Dataset records:
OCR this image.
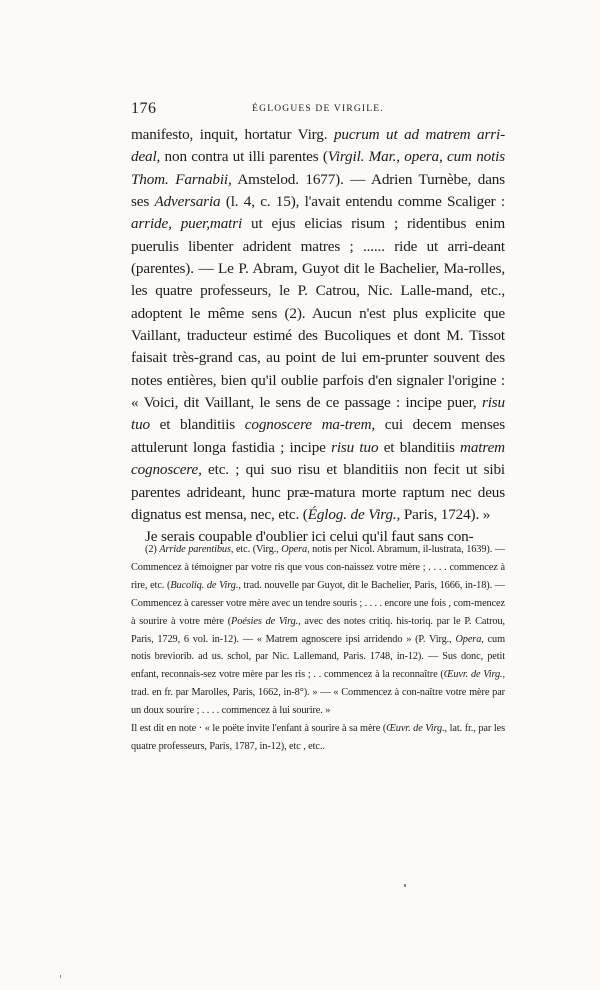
176	ÉGLOGUES DE VIRGILE.

manifesto, inquit, hortatur Virg. pucrum ut ad matrem arri-deal, non contra ut illi parentes (Virgil. Mar., opera, cum notis Thom. Farnabii, Amstelod. 1677). — Adrien Turnèbe, dans ses Adversaria (l. 4, c. 15), l'avait entendu comme Scaliger : arride, puer,matri ut ejus elicias risum ; ridentibus enim puerulis libenter adrident matres ; ...... ride ut arri-deant (parentes). — Le P. Abram, Guyot dit le Bachelier, Ma-rolles, les quatre professeurs, le P. Catrou, Nic. Lalle-mand, etc., adoptent le même sens (2). Aucun n'est plus explicite que Vaillant, traducteur estimé des Bucoliques et dont M. Tissot faisait très-grand cas, au point de lui em-prunter souvent des notes entières, bien qu'il oublie parfois d'en signaler l'origine : « Voici, dit Vaillant, le sens de ce passage : incipe puer, risu tuo et blanditiis cognoscere ma-trem, cui decem menses attulerunt longa fastidia ; incipe risu tuo et blanditiis matrem cognoscere, etc. ; qui suo risu et blanditiis non fecit ut sibi parentes adrideant, hunc præ-matura morte raptum nec deus dignatus est mensa, nec, etc. (Églog. de Virg., Paris, 1724). »

Je serais coupable d'oublier ici celui qu'il faut sans con-

(2) Arride parentibus, etc. (Virg., Opera, notis per Nicol. Abramum, il-lustrata, 1639). — Commencez à témoigner par votre ris que vous con-naissez votre mère ; . . . . commencez à rire, etc. (Bucoliq. de Virg., trad. nouvelle par Guyot, dit le Bachelier, Paris, 1666, in-18). — Commencez à caresser votre mère avec un tendre souris ; . . . . encore une fois , com-mencez à sourire à votre mère (Poésies de Virg., avec des notes critiq. his-toriq. par le P. Catrou, Paris, 1729, 6 vol. in-12). — « Matrem agnoscere ipsi arridendo » (P. Virg., Opera, cum notis breviorib. ad us. schol, par Nic. Lallemand, Paris. 1748, in-12). — Sus donc, petit enfant, reconnais-sez votre mère par les ris ; . . commencez à la reconnaître (Œuvr. de Virg., trad. en fr. par Marolles, Paris, 1662, in-8°). » — « Commencez à con-naître votre mère par un doux sourire ; . . . . commencez à lui sourire. »

Il est dit en note · « le poëte invite l'enfant à sourire à sa mère (Œuvr. de Virg., lat. fr., par les quatre professeurs, Paris, 1787, in-12), etc , etc..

Your task: All of the material above is to be copied exactly, except for its images.

Exercise result:
OCR this image.
176	ÉGLOGUES DE VIRGILE.

manifesto, inquit, hortatur Virg. pucrum ut ad matrem arri-deal, non contra ut illi parentes (Virgil. Mar., opera, cum notis Thom. Farnabii, Amstelod. 1677). — Adrien Turnèbe, dans ses Adversaria (l. 4, c. 15), l'avait entendu comme Scaliger : arride, puer,matri ut ejus elicias risum ; ridentibus enim puerulis libenter adrident matres ; ...... ride ut arri-deant (parentes). — Le P. Abram, Guyot dit le Bachelier, Ma-rolles, les quatre professeurs, le P. Catrou, Nic. Lalle-mand, etc., adoptent le même sens (2). Aucun n'est plus explicite que Vaillant, traducteur estimé des Bucoliques et dont M. Tissot faisait très-grand cas, au point de lui em-prunter souvent des notes entières, bien qu'il oublie parfois d'en signaler l'origine : « Voici, dit Vaillant, le sens de ce passage : incipe puer, risu tuo et blanditiis cognoscere ma-trem, cui decem menses attulerunt longa fastidia ; incipe risu tuo et blanditiis matrem cognoscere, etc. ; qui suo risu et blanditiis non fecit ut sibi parentes adrideant, hunc præ-matura morte raptum nec deus dignatus est mensa, nec, etc. (Églog. de Virg., Paris, 1724). »

Je serais coupable d'oublier ici celui qu'il faut sans con-

(2) Arride parentibus, etc. (Virg., Opera, notis per Nicol. Abramum, il-lustrata, 1639). — Commencez à témoigner par votre ris que vous con-naissez votre mère ; . . . . commencez à rire, etc. (Bucoliq. de Virg., trad. nouvelle par Guyot, dit le Bachelier, Paris, 1666, in-18). — Commencez à caresser votre mère avec un tendre souris ; . . . . encore une fois , com-mencez à sourire à votre mère (Poésies de Virg., avec des notes critiq. his-toriq. par le P. Catrou, Paris, 1729, 6 vol. in-12). — « Matrem agnoscere ipsi arridendo » (P. Virg., Opera, cum notis breviorib. ad us. schol, par Nic. Lallemand, Paris. 1748, in-12). — Sus donc, petit enfant, reconnais-sez votre mère par les ris ; . . commencez à la reconnaître (Œuvr. de Virg., trad. en fr. par Marolles, Paris, 1662, in-8°). » — « Commencez à con-naître votre mère par un doux sourire ; . . . . commencez à lui sourire. »

Il est dit en note · « le poëte invite l'enfant à sourire à sa mère (Œuvr. de Virg., lat. fr., par les quatre professeurs, Paris, 1787, in-12), etc , etc..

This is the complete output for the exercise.